Begin RAW RECORDS

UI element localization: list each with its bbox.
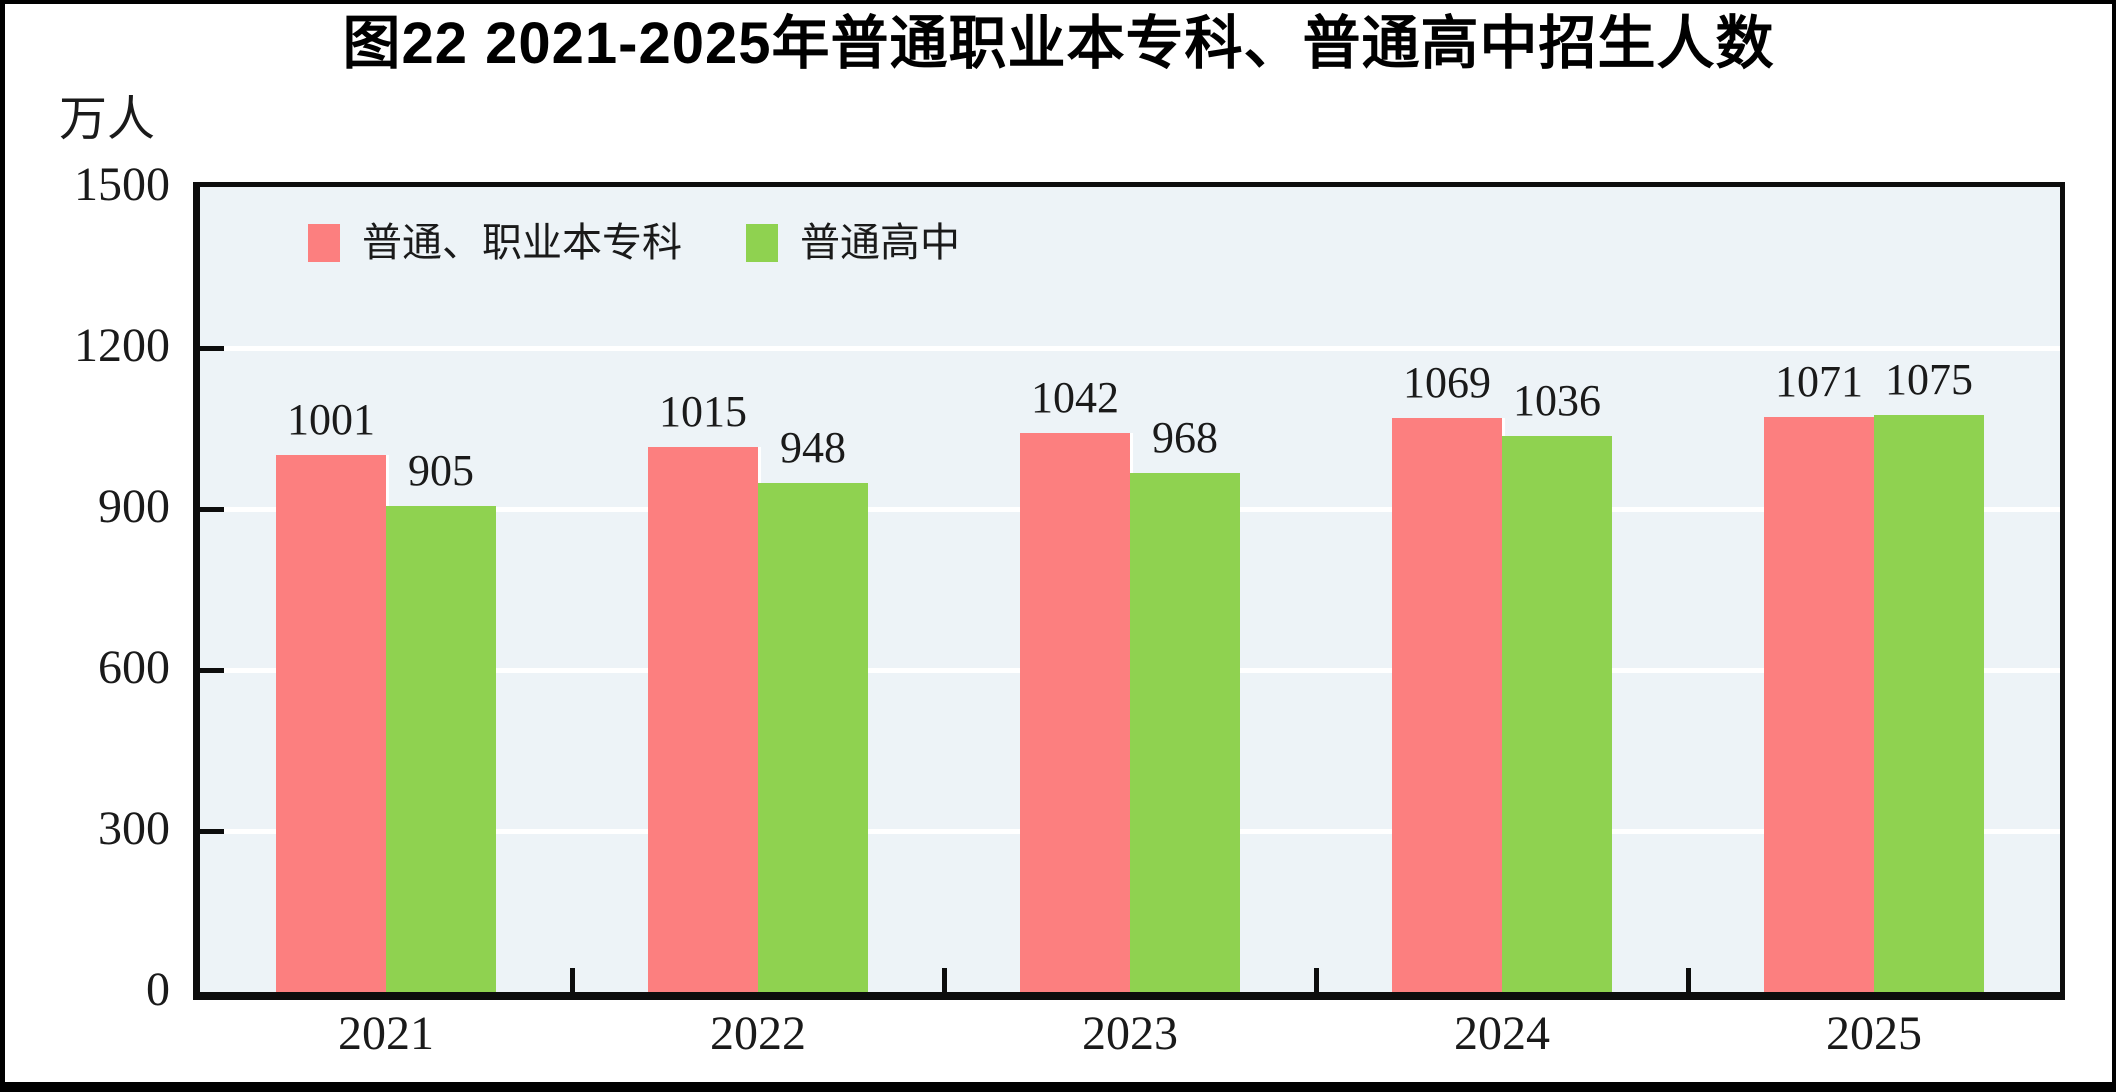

End RAW RECORDS
Begin RAW RECORDS

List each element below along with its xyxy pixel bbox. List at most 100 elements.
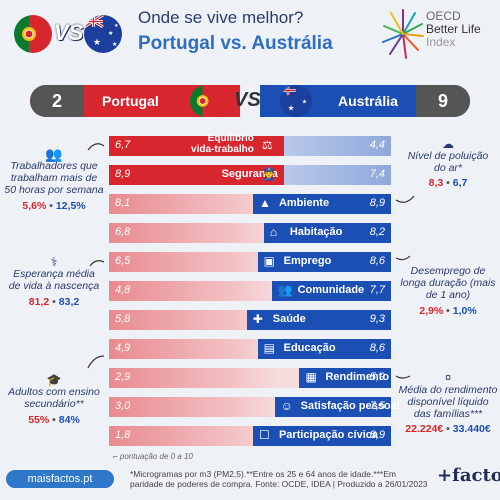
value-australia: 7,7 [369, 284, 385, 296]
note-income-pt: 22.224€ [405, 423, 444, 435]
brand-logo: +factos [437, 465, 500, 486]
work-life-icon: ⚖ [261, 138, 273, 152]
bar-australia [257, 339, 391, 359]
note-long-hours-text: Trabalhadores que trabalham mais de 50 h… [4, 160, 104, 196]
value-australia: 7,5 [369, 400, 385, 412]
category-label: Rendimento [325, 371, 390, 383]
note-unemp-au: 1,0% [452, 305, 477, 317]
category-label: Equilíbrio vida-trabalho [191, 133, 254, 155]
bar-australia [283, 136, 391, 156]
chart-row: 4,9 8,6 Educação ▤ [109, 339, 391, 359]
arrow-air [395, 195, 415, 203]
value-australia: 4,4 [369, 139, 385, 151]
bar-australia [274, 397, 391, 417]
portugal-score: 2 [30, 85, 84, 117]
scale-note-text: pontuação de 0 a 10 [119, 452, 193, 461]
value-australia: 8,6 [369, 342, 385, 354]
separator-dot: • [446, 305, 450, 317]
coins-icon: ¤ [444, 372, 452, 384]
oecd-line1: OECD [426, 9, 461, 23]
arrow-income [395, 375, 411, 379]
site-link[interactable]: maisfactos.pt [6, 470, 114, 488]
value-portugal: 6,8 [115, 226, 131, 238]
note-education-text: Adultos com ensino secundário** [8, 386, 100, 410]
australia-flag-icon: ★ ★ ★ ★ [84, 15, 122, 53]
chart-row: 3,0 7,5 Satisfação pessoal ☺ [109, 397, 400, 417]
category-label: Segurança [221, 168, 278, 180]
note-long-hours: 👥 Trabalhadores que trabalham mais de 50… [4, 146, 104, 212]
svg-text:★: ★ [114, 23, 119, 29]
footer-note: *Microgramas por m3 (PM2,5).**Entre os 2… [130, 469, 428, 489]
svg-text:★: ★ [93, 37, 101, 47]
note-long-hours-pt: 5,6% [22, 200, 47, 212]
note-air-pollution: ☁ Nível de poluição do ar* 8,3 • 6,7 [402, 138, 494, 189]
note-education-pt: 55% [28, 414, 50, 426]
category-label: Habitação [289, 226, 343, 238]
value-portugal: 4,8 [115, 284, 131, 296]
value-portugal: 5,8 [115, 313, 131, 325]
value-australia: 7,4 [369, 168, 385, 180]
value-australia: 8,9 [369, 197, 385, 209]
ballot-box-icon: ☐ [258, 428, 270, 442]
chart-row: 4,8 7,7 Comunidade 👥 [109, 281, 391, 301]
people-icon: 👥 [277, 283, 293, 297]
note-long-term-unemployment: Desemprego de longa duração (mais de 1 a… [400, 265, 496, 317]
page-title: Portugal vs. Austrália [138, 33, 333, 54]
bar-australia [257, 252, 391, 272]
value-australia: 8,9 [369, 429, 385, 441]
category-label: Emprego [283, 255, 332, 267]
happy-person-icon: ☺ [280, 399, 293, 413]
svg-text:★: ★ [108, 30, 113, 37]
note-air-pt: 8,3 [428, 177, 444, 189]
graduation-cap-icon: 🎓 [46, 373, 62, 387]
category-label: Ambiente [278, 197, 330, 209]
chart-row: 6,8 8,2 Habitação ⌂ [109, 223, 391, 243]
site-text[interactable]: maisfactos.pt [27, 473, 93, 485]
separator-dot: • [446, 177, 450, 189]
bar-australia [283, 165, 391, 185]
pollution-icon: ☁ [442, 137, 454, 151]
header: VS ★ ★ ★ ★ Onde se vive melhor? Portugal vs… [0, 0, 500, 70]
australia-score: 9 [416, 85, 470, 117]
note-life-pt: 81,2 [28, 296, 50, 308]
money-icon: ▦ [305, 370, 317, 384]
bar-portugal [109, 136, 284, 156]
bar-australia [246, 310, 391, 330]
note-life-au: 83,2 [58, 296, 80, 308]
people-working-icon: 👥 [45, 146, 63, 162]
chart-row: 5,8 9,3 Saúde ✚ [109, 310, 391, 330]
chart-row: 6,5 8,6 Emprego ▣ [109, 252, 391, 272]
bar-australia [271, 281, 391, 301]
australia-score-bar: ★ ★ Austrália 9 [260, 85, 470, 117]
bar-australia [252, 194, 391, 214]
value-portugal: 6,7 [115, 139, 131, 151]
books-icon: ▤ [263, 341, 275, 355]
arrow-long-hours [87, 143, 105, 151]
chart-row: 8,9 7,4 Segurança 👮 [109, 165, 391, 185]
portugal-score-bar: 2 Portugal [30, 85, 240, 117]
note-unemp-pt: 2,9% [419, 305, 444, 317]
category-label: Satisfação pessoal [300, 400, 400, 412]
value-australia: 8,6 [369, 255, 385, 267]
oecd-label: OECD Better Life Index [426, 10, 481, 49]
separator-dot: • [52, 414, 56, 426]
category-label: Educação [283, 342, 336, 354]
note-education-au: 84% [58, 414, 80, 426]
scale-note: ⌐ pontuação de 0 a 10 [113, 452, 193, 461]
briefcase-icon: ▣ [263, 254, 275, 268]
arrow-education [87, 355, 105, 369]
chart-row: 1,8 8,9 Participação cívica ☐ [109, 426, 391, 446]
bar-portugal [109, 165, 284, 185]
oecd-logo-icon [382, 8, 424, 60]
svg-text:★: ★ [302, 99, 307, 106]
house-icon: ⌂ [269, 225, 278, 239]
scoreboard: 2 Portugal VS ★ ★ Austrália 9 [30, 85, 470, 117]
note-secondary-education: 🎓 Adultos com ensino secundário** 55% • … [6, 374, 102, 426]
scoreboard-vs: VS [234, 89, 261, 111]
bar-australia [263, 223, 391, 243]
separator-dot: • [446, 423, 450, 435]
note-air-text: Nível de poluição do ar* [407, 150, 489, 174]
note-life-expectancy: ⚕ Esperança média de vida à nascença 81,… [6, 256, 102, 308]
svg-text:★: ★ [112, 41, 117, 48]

End RAW RECORDS
Begin RAW RECORDS

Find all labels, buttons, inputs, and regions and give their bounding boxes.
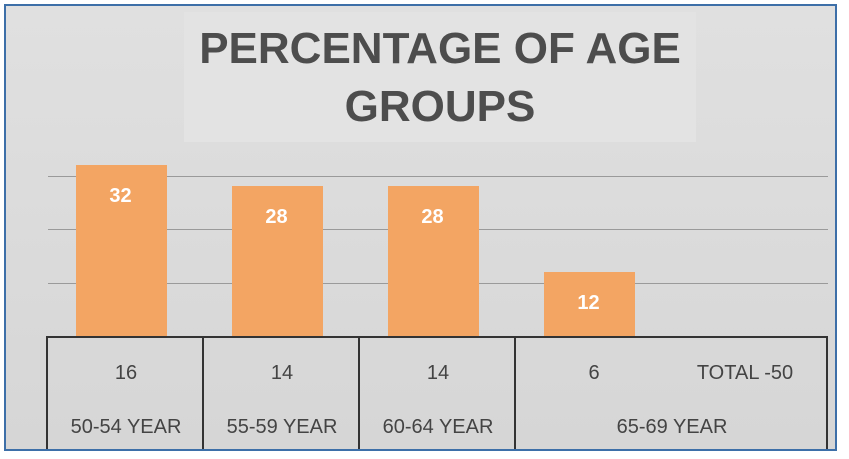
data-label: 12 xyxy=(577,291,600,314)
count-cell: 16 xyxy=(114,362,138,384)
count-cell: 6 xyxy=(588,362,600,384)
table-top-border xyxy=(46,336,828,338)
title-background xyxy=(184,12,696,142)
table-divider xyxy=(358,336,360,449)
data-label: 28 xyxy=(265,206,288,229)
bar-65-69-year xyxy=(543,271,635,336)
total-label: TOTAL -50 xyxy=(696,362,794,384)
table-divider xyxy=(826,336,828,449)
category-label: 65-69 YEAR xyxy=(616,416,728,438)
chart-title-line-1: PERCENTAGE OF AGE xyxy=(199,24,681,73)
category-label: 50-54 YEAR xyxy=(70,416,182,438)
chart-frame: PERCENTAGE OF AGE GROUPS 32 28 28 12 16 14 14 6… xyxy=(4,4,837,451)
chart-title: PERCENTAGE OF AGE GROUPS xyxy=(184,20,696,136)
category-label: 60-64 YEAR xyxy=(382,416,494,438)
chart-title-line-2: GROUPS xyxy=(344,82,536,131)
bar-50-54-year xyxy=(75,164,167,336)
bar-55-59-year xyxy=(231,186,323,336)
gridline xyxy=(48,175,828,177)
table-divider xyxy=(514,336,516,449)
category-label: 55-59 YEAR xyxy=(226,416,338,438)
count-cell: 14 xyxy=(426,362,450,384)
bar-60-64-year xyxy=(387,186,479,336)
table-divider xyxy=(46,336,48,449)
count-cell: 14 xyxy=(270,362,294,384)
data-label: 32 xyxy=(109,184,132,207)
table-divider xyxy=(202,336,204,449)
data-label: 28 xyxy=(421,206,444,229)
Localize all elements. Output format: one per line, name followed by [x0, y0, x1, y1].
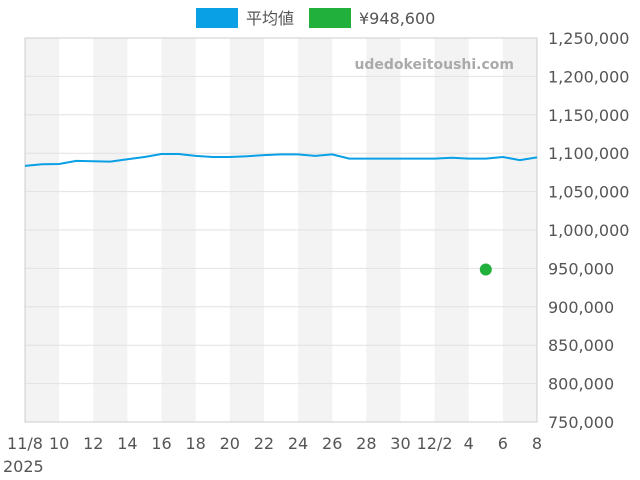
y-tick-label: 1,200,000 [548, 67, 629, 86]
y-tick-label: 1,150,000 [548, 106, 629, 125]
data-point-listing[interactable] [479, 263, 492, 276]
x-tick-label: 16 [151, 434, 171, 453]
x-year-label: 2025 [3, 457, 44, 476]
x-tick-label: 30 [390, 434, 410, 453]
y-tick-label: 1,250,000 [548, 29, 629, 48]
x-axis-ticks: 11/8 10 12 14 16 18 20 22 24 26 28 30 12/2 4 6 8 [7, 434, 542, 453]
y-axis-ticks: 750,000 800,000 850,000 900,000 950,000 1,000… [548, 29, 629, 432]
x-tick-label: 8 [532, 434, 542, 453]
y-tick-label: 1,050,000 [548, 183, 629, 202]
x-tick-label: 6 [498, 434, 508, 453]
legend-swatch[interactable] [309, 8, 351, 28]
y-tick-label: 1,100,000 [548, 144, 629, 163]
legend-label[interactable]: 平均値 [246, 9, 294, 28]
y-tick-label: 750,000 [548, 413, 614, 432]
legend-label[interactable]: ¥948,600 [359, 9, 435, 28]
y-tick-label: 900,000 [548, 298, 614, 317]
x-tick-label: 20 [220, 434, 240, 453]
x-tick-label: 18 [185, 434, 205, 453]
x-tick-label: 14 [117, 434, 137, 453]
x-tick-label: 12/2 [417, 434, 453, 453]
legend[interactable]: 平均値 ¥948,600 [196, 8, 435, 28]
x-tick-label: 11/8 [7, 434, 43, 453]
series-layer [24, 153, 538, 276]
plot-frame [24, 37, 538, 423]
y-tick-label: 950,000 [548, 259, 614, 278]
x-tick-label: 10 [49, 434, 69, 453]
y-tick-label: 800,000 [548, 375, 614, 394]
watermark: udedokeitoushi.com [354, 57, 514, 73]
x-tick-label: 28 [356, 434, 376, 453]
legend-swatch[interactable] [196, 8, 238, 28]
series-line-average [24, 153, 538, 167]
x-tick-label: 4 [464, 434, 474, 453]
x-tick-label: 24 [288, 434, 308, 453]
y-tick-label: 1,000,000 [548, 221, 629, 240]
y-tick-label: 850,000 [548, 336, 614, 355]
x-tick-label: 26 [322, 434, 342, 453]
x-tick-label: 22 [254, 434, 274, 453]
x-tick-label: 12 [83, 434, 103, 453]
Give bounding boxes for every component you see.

End RAW RECORDS

• **WHAT THE EXERCISE ASKS**: Return each line of the listing above that contains the word "elements", copied in full.

• **FULL RESPONSE**:
List each element below along with its xyxy pixel bbox. List at most 100 elements.
Localize all elements. Output format: one per line, name followed by [x0, y0, x1, y1].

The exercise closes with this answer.